- Born: Johann Georg Herber 30 January 1763 Winkel, Nassau-Weilburg, Holy Roman Empire (Germany)
- Died: 11 March 1833 (aged 70) Eltville, Nassau, German Confederation
- Education: Mainz
- Occupations: Jurist Government legal official parliamentarian President of the "estates" (lower house of parliament)
- Known for: Leading parliamentary (and broader) opposition to the Duke of Nassau in the Domains Dispute
- Spouse: Margarethe Travers (1769-1826)
- Children: y
- Parents: Johann Georg Anton Herber (?-1794) (father); Klara Elisabeth Gerster (1736-1825) (mother);

= Georg Herber =

Georg Herber (30 January 1763 - 11 March 1833) was a child of The Enlightenment and jurist who entered government service, becoming a politician in his late middle age. He came to prominence in the Duchy of Nassau as a member of the duchy's "estates" (bicameral parliament). Though small in terms of territory, the duchy was not without influence in Germany due, in part, to the status of its ruler as a senior archbishop and as a prince-elector of the empire. Herber sat as a member of the lower house between 1818 and 1832, during most of which period he served, between 1819 and 1832, as president of the chamber.

== Life and career ==
Johann Georg Herber was born at Winkel, a small town stretched out along the north bank of the Rhine between Rüdesheim and Wiesbaden. Johann Georg Anton Herber, his father, is described as a cooper (maker of wine barrels) and the owner of a winery, indicating that the boy was born into circumstances of at least some modest financial security. Herber studied Jurisprudence, probably across the river at Mainz, and in 1785 entered the service with the "Kurfürst" (loosely, "Prince-elector-archbishop") of Mainz. For the next fifteen years he was employed in an administrative capacity, probably working in the justice system. Like many contemporaries who had grown up as believers in Enlightenment ideals, Herber was nevertheless appalled by the bloodshed and "Revolutionary Wars" unleashed following the French Revolution. From his time as a government justice official several hand-written reports survive in which he advocates a curtailing of the privileges of the aristocracy, and the introduction of a new social order based on equality before the law. From the much changed perspective of the twentieth century, an admiring commentator has been able to identify Herber as an outstanding representative of moderate bourgeois liberalism in Nassau. Taking what is known of his career in the round, however, there is no indication that he ever renounced the monarchical principle, and he later emerged as a resolute defender of the constitutional rights of the state parliament.

Raw data
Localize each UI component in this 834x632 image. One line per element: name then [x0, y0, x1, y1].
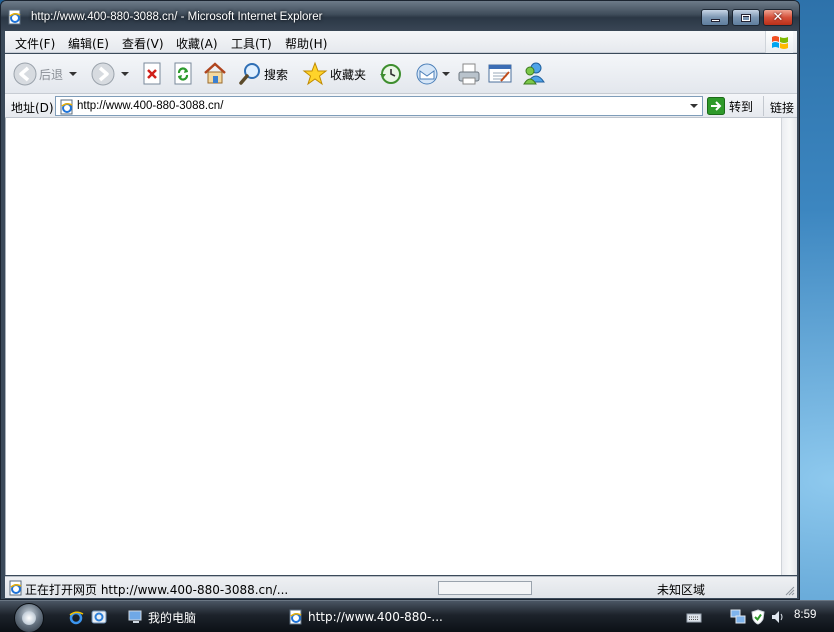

Stated exercise
List every relative of Herber whom the Georg Herber biography names, and give each one's relationship to him.

Expected answer
- Johann Georg Anton Herber: father
- Klara Elisabeth Gerster: mother
- Margarethe Travers: spouse